What to produce =
Of all the lines in the material, how many include the word "text"? Give only the number.

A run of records
· · · ·
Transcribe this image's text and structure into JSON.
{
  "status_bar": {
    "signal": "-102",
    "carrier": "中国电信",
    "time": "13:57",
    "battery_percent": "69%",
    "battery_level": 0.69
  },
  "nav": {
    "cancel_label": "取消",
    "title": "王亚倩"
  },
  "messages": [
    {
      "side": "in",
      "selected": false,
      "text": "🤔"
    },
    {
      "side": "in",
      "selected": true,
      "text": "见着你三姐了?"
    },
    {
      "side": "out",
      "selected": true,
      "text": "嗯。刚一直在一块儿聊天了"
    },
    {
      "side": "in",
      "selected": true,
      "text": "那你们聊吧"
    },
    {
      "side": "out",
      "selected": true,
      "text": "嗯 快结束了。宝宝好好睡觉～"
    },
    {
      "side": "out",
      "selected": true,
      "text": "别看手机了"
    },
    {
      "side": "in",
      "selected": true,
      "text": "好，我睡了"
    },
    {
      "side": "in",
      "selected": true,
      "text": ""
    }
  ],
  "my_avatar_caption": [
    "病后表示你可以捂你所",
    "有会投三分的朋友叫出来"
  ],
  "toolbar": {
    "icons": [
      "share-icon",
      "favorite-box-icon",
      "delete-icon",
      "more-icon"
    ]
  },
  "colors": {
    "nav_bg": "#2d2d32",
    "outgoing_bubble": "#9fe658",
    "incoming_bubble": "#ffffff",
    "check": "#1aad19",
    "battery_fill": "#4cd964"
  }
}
· · · ·
Task answer =
9